(GIVEN ENTRIES begins)
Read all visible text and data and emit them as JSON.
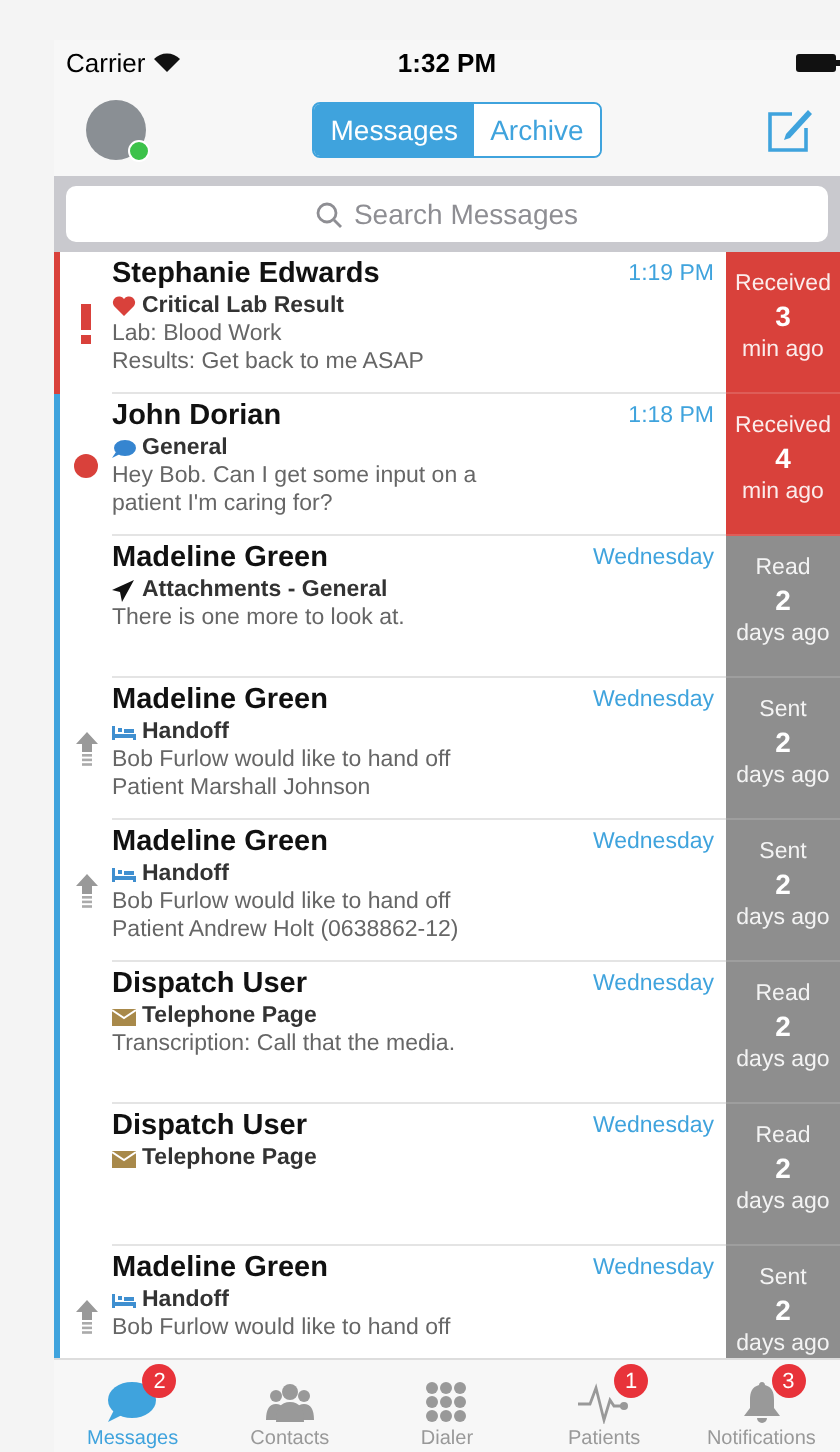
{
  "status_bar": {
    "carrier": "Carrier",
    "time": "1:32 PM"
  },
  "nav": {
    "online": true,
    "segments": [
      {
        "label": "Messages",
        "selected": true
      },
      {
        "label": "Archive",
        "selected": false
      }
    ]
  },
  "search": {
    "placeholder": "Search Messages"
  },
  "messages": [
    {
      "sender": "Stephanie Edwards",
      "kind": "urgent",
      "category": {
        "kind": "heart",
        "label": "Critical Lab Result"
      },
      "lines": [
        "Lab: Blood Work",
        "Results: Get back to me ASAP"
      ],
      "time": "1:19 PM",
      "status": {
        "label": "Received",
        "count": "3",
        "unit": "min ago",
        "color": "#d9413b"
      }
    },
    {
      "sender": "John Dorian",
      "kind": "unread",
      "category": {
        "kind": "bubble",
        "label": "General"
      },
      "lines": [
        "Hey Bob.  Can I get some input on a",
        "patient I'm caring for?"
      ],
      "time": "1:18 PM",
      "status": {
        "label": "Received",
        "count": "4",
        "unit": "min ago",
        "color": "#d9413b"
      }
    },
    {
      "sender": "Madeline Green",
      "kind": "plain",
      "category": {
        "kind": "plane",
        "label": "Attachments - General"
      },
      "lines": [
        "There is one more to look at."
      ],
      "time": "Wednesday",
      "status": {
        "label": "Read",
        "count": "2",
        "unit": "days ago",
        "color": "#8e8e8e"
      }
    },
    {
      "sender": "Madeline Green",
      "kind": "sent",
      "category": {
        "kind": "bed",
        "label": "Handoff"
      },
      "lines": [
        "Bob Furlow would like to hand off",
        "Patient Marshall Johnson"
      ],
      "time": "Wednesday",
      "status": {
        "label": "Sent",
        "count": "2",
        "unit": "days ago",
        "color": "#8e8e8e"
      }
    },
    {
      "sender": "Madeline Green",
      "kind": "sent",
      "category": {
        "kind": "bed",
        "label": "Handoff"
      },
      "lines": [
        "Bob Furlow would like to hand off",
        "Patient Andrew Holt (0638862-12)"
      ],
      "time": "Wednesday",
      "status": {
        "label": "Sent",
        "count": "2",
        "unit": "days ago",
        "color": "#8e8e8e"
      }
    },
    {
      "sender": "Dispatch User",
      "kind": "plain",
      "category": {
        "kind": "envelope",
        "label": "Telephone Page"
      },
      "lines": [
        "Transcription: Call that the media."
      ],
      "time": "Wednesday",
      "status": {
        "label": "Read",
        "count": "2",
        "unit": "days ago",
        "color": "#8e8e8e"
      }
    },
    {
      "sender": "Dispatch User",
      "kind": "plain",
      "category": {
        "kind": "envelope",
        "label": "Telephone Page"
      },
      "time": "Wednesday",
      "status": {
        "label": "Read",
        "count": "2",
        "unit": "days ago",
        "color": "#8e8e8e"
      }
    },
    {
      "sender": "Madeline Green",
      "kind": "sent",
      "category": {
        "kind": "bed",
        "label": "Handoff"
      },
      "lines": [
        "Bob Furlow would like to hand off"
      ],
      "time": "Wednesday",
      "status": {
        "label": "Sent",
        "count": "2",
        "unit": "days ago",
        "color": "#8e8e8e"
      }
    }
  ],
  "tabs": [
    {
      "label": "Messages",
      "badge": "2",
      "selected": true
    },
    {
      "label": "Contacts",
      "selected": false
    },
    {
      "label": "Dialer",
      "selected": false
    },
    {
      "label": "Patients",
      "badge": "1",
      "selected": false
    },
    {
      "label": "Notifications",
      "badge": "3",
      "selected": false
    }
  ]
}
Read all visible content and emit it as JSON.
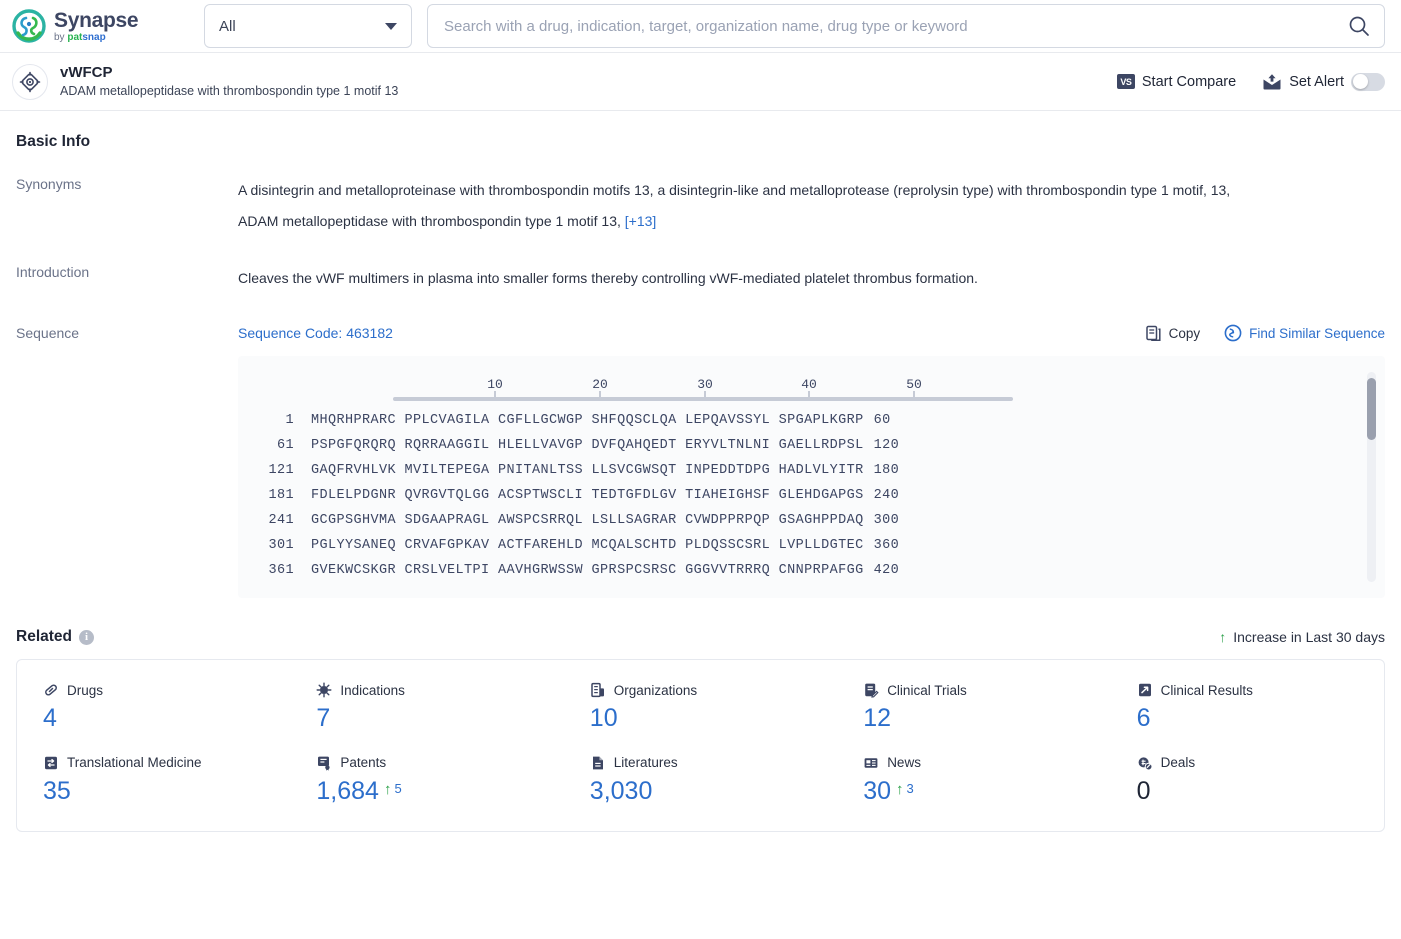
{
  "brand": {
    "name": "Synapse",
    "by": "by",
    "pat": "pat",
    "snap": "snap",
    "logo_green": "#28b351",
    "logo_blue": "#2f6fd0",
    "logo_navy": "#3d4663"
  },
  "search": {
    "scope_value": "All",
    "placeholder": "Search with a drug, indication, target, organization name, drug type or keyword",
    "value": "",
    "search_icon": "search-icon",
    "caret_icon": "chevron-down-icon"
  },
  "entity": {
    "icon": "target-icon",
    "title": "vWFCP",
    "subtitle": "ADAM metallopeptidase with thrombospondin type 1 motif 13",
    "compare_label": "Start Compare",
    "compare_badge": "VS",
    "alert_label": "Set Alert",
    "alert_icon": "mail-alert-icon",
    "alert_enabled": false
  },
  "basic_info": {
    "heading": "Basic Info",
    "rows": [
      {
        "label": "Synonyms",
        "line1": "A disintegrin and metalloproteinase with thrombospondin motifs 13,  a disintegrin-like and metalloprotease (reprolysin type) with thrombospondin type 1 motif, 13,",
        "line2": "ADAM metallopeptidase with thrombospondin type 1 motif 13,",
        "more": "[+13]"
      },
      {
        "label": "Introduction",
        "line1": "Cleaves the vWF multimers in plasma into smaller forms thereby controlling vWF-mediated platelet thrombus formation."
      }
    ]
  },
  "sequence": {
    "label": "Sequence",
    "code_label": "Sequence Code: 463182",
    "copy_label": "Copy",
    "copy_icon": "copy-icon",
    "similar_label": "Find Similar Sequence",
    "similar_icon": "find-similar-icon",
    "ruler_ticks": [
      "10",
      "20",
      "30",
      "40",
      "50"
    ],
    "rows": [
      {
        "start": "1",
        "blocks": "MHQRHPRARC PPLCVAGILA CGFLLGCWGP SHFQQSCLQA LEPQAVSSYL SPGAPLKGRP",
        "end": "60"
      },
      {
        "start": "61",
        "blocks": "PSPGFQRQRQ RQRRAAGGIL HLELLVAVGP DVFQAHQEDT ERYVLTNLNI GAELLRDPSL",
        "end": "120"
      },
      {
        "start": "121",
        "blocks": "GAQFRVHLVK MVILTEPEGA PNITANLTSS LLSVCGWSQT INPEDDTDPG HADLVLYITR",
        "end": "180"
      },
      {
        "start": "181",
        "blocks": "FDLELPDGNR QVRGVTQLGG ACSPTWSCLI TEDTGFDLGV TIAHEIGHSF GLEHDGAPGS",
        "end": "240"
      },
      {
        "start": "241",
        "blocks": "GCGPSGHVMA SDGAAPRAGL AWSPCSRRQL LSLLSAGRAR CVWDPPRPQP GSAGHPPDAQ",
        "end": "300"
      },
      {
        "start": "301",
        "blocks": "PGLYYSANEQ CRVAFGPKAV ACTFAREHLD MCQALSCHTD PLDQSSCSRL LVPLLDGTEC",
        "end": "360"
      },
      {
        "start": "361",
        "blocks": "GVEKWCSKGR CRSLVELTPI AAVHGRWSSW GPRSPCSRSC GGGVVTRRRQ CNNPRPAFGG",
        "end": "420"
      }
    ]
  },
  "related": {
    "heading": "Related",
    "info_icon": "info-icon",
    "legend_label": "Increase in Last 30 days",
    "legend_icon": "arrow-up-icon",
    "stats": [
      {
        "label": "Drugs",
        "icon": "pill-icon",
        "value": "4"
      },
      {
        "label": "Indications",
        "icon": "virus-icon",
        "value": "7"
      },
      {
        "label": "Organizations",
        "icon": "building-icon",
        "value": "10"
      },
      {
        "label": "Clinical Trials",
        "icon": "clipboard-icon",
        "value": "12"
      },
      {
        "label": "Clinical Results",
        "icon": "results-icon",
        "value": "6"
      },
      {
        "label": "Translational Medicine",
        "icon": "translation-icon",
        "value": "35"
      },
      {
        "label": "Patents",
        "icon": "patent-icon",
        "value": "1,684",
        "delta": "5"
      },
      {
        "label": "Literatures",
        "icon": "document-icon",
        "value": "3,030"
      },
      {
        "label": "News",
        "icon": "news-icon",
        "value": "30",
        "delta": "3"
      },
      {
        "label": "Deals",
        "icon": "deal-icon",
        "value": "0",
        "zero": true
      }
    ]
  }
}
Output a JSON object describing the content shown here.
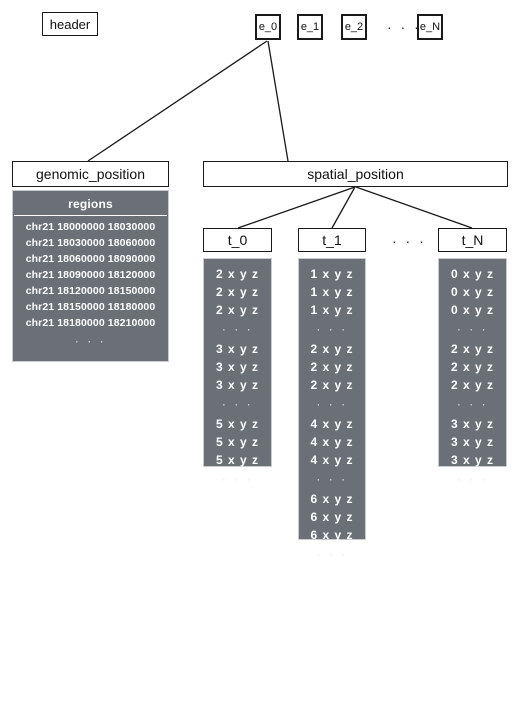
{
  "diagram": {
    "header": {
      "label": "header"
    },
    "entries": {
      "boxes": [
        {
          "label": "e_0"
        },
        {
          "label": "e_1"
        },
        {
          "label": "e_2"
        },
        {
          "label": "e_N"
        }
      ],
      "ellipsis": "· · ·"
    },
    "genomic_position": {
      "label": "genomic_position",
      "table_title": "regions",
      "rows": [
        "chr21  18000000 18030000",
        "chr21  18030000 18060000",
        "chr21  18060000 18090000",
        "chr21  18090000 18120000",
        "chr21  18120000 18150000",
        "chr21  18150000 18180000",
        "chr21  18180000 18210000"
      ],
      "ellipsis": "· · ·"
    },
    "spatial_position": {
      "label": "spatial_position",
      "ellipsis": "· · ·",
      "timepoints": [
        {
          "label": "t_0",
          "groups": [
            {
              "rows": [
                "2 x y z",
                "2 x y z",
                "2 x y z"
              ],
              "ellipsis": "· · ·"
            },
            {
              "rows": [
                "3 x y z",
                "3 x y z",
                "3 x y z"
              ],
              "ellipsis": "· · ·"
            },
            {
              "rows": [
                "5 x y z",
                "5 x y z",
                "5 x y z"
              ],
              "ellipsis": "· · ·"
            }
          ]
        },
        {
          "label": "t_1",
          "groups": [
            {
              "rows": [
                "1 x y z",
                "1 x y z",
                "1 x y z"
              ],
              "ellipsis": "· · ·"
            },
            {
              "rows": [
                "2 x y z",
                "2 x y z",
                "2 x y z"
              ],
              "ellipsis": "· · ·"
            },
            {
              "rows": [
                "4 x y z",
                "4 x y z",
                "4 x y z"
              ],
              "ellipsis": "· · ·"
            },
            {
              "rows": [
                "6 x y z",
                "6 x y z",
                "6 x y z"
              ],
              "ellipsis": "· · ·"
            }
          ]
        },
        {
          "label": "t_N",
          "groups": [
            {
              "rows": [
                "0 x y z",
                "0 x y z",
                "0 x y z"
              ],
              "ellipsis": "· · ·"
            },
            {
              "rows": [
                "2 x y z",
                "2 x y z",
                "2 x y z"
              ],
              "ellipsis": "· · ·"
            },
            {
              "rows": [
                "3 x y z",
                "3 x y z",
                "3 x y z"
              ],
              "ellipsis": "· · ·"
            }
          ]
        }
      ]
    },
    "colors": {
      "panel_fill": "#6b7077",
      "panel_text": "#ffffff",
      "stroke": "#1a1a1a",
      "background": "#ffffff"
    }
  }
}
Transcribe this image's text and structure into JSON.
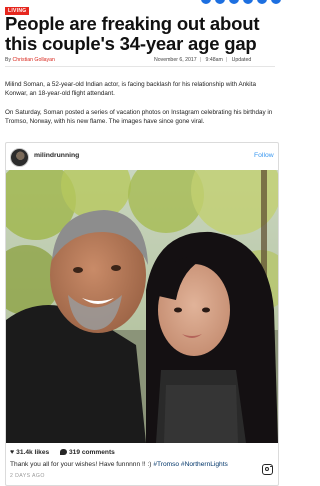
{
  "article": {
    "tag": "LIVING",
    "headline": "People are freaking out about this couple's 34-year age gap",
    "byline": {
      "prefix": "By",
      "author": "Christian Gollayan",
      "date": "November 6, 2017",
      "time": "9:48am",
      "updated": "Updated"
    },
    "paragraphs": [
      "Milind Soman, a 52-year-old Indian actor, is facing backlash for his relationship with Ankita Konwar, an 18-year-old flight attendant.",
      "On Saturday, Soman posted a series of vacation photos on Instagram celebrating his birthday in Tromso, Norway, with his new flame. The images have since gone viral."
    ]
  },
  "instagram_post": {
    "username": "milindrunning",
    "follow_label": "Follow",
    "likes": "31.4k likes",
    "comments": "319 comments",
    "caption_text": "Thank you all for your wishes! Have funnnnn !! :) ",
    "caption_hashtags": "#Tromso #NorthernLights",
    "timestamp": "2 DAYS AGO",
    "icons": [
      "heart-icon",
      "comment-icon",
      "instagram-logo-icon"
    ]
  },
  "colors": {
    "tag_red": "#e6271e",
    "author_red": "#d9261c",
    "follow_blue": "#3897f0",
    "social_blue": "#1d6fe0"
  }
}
(GIVEN ENTRIES ends)
Whenever a line of the data above includes the word "ffffff", copy that line.

▸ RESPONSE:
      "panel_text": "#ffffff",
      "background": "#ffffff"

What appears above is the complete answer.